Stored data:
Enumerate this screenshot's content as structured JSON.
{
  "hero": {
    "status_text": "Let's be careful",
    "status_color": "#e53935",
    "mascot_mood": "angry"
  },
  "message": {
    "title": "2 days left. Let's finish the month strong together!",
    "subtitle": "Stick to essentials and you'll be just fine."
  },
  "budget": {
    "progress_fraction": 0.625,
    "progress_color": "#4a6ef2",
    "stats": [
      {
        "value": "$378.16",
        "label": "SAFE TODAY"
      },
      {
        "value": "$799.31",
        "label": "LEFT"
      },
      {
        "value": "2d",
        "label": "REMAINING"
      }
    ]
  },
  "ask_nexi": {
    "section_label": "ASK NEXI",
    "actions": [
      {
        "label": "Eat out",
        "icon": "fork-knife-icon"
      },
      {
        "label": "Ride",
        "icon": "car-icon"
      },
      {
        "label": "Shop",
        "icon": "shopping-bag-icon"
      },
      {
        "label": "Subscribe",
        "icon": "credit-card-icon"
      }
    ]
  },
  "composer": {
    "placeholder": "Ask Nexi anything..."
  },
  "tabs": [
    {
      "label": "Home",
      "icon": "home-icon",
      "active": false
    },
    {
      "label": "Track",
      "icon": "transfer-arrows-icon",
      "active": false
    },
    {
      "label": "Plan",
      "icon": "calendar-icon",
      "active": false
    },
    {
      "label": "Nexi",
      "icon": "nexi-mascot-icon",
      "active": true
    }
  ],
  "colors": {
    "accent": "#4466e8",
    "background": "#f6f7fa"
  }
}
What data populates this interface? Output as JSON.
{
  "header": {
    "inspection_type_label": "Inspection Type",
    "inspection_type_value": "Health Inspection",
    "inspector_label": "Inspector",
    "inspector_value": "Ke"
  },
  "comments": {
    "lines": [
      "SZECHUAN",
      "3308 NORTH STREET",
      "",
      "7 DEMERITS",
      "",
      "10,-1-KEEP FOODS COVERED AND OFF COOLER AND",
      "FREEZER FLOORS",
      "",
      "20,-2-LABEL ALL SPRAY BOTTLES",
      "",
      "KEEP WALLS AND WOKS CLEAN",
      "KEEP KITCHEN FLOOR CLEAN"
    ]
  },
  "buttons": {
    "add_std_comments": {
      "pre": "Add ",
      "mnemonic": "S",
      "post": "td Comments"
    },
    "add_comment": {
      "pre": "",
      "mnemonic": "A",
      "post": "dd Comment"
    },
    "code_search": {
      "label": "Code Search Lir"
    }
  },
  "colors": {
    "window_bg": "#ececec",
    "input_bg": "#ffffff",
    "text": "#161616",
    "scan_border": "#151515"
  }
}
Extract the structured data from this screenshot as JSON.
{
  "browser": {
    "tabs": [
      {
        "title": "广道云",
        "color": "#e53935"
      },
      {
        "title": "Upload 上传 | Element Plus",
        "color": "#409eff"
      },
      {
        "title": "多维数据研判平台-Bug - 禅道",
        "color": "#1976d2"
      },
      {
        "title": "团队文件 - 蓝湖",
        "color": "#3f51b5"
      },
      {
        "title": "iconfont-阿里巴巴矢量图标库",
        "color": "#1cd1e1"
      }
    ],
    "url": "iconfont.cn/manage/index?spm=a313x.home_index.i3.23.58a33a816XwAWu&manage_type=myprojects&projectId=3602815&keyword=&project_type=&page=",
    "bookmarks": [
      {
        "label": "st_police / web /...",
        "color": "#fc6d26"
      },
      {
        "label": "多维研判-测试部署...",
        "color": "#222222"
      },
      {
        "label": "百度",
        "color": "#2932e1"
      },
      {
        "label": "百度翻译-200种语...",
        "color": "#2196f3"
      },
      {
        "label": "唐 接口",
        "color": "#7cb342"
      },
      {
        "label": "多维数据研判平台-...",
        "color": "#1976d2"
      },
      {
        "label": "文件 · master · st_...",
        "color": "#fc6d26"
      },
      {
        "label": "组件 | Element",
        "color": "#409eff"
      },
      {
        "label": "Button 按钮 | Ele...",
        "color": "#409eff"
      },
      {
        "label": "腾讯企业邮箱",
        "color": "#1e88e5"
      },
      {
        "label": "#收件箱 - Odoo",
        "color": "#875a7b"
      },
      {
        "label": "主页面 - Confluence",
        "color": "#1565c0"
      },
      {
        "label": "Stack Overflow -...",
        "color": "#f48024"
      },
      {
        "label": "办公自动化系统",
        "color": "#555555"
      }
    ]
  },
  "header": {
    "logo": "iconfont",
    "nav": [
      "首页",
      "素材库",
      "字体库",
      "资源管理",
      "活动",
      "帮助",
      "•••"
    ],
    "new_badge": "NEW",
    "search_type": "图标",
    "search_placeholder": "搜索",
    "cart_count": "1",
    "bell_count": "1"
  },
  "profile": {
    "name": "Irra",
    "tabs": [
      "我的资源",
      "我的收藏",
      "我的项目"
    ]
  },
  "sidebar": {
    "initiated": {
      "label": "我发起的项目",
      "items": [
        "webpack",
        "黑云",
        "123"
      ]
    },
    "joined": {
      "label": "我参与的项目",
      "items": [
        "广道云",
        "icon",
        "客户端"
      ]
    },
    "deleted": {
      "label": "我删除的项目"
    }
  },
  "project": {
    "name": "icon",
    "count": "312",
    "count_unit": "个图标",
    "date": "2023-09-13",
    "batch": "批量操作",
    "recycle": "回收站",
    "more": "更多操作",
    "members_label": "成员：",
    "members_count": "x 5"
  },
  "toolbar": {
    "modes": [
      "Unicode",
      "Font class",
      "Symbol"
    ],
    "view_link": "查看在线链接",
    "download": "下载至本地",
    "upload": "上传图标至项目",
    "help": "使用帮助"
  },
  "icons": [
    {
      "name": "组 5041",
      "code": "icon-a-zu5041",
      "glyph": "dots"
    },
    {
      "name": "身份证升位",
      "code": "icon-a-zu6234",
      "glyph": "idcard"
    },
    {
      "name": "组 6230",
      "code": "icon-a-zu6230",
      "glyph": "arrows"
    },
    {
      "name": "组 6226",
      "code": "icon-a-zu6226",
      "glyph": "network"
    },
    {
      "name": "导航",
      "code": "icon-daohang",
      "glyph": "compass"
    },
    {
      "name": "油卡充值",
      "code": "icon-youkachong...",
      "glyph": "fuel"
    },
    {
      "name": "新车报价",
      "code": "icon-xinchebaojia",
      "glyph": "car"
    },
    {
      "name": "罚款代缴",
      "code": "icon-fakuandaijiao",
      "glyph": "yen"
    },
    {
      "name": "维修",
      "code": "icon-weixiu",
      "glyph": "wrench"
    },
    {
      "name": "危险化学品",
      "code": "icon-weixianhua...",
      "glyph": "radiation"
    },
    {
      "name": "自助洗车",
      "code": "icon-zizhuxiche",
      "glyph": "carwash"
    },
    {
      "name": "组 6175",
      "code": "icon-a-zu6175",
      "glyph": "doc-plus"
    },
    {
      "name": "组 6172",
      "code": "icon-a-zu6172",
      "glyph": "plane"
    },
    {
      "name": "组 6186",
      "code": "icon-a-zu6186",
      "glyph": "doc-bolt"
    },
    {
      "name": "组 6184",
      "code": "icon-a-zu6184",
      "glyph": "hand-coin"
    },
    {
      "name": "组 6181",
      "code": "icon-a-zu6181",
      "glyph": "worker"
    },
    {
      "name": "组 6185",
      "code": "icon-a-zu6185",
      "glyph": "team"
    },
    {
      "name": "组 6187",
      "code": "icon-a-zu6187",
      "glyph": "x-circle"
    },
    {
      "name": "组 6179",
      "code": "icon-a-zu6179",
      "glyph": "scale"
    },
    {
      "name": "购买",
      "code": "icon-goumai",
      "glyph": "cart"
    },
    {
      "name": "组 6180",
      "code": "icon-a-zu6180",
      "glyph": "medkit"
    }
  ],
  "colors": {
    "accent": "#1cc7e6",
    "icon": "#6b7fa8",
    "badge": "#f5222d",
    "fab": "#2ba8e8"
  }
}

# [Written problem]
Nothing may be left out: return each entry exactly as it reads.

# [Answer to this task]
Enumerate this screenshot's content as structured JSON.
{
  "hero": {
    "status_text": "Let's be careful",
    "status_color": "#e53935",
    "mascot_mood": "angry"
  },
  "message": {
    "title": "2 days left. Let's finish the month strong together!",
    "subtitle": "Stick to essentials and you'll be just fine."
  },
  "budget": {
    "progress_fraction": 0.625,
    "progress_color": "#4a6ef2",
    "stats": [
      {
        "value": "$378.16",
        "label": "SAFE TODAY"
      },
      {
        "value": "$799.31",
        "label": "LEFT"
      },
      {
        "value": "2d",
        "label": "REMAINING"
      }
    ]
  },
  "ask_nexi": {
    "section_label": "ASK NEXI",
    "actions": [
      {
        "label": "Eat out",
        "icon": "fork-knife-icon"
      },
      {
        "label": "Ride",
        "icon": "car-icon"
      },
      {
        "label": "Shop",
        "icon": "shopping-bag-icon"
      },
      {
        "label": "Subscribe",
        "icon": "credit-card-icon"
      }
    ]
  },
  "composer": {
    "placeholder": "Ask Nexi anything..."
  },
  "tabs": [
    {
      "label": "Home",
      "icon": "home-icon",
      "active": false
    },
    {
      "label": "Track",
      "icon": "transfer-arrows-icon",
      "active": false
    },
    {
      "label": "Plan",
      "icon": "calendar-icon",
      "active": false
    },
    {
      "label": "Nexi",
      "icon": "nexi-mascot-icon",
      "active": true
    }
  ],
  "colors": {
    "accent": "#4466e8",
    "background": "#f6f7fa"
  }
}
What data populates this interface? Output as JSON.
{
  "header": {
    "inspection_type_label": "Inspection Type",
    "inspection_type_value": "Health Inspection",
    "inspector_label": "Inspector",
    "inspector_value": "Ke"
  },
  "comments": {
    "lines": [
      "SZECHUAN",
      "3308 NORTH STREET",
      "",
      "7 DEMERITS",
      "",
      "10,-1-KEEP FOODS COVERED AND OFF COOLER AND",
      "FREEZER FLOORS",
      "",
      "20,-2-LABEL ALL SPRAY BOTTLES",
      "",
      "KEEP WALLS AND WOKS CLEAN",
      "KEEP KITCHEN FLOOR CLEAN"
    ]
  },
  "buttons": {
    "add_std_comments": {
      "pre": "Add ",
      "mnemonic": "S",
      "post": "td Comments"
    },
    "add_comment": {
      "pre": "",
      "mnemonic": "A",
      "post": "dd Comment"
    },
    "code_search": {
      "label": "Code Search Lir"
    }
  },
  "colors": {
    "window_bg": "#ececec",
    "input_bg": "#ffffff",
    "text": "#161616",
    "scan_border": "#151515"
  }
}
Extract the structured data from this screenshot as JSON.
{
  "browser": {
    "tabs": [
      {
        "title": "广道云",
        "color": "#e53935"
      },
      {
        "title": "Upload 上传 | Element Plus",
        "color": "#409eff"
      },
      {
        "title": "多维数据研判平台-Bug - 禅道",
        "color": "#1976d2"
      },
      {
        "title": "团队文件 - 蓝湖",
        "color": "#3f51b5"
      },
      {
        "title": "iconfont-阿里巴巴矢量图标库",
        "color": "#1cd1e1"
      }
    ],
    "url": "iconfont.cn/manage/index?spm=a313x.home_index.i3.23.58a33a816XwAWu&manage_type=myprojects&projectId=3602815&keyword=&project_type=&page=",
    "bookmarks": [
      {
        "label": "st_police / web /...",
        "color": "#fc6d26"
      },
      {
        "label": "多维研判-测试部署...",
        "color": "#222222"
      },
      {
        "label": "百度",
        "color": "#2932e1"
      },
      {
        "label": "百度翻译-200种语...",
        "color": "#2196f3"
      },
      {
        "label": "唐 接口",
        "color": "#7cb342"
      },
      {
        "label": "多维数据研判平台-...",
        "color": "#1976d2"
      },
      {
        "label": "文件 · master · st_...",
        "color": "#fc6d26"
      },
      {
        "label": "组件 | Element",
        "color": "#409eff"
      },
      {
        "label": "Button 按钮 | Ele...",
        "color": "#409eff"
      },
      {
        "label": "腾讯企业邮箱",
        "color": "#1e88e5"
      },
      {
        "label": "#收件箱 - Odoo",
        "color": "#875a7b"
      },
      {
        "label": "主页面 - Confluence",
        "color": "#1565c0"
      },
      {
        "label": "Stack Overflow -...",
        "color": "#f48024"
      },
      {
        "label": "办公自动化系统",
        "color": "#555555"
      }
    ]
  },
  "header": {
    "logo": "iconfont",
    "nav": [
      "首页",
      "素材库",
      "字体库",
      "资源管理",
      "活动",
      "帮助",
      "•••"
    ],
    "new_badge": "NEW",
    "search_type": "图标",
    "search_placeholder": "搜索",
    "cart_count": "1",
    "bell_count": "1"
  },
  "profile": {
    "name": "Irra",
    "tabs": [
      "我的资源",
      "我的收藏",
      "我的项目"
    ]
  },
  "sidebar": {
    "initiated": {
      "label": "我发起的项目",
      "items": [
        "webpack",
        "黑云",
        "123"
      ]
    },
    "joined": {
      "label": "我参与的项目",
      "items": [
        "广道云",
        "icon",
        "客户端"
      ]
    },
    "deleted": {
      "label": "我删除的项目"
    }
  },
  "project": {
    "name": "icon",
    "count": "312",
    "count_unit": "个图标",
    "date": "2023-09-13",
    "batch": "批量操作",
    "recycle": "回收站",
    "more": "更多操作",
    "members_label": "成员：",
    "members_count": "x 5"
  },
  "toolbar": {
    "modes": [
      "Unicode",
      "Font class",
      "Symbol"
    ],
    "view_link": "查看在线链接",
    "download": "下载至本地",
    "upload": "上传图标至项目",
    "help": "使用帮助"
  },
  "icons": [
    {
      "name": "组 5041",
      "code": "icon-a-zu5041",
      "glyph": "dots"
    },
    {
      "name": "身份证升位",
      "code": "icon-a-zu6234",
      "glyph": "idcard"
    },
    {
      "name": "组 6230",
      "code": "icon-a-zu6230",
      "glyph": "arrows"
    },
    {
      "name": "组 6226",
      "code": "icon-a-zu6226",
      "glyph": "network"
    },
    {
      "name": "导航",
      "code": "icon-daohang",
      "glyph": "compass"
    },
    {
      "name": "油卡充值",
      "code": "icon-youkachong...",
      "glyph": "fuel"
    },
    {
      "name": "新车报价",
      "code": "icon-xinchebaojia",
      "glyph": "car"
    },
    {
      "name": "罚款代缴",
      "code": "icon-fakuandaijiao",
      "glyph": "yen"
    },
    {
      "name": "维修",
      "code": "icon-weixiu",
      "glyph": "wrench"
    },
    {
      "name": "危险化学品",
      "code": "icon-weixianhua...",
      "glyph": "radiation"
    },
    {
      "name": "自助洗车",
      "code": "icon-zizhuxiche",
      "glyph": "carwash"
    },
    {
      "name": "组 6175",
      "code": "icon-a-zu6175",
      "glyph": "doc-plus"
    },
    {
      "name": "组 6172",
      "code": "icon-a-zu6172",
      "glyph": "plane"
    },
    {
      "name": "组 6186",
      "code": "icon-a-zu6186",
      "glyph": "doc-bolt"
    },
    {
      "name": "组 6184",
      "code": "icon-a-zu6184",
      "glyph": "hand-coin"
    },
    {
      "name": "组 6181",
      "code": "icon-a-zu6181",
      "glyph": "worker"
    },
    {
      "name": "组 6185",
      "code": "icon-a-zu6185",
      "glyph": "team"
    },
    {
      "name": "组 6187",
      "code": "icon-a-zu6187",
      "glyph": "x-circle"
    },
    {
      "name": "组 6179",
      "code": "icon-a-zu6179",
      "glyph": "scale"
    },
    {
      "name": "购买",
      "code": "icon-goumai",
      "glyph": "cart"
    },
    {
      "name": "组 6180",
      "code": "icon-a-zu6180",
      "glyph": "medkit"
    }
  ],
  "colors": {
    "accent": "#1cc7e6",
    "icon": "#6b7fa8",
    "badge": "#f5222d",
    "fab": "#2ba8e8"
  }
}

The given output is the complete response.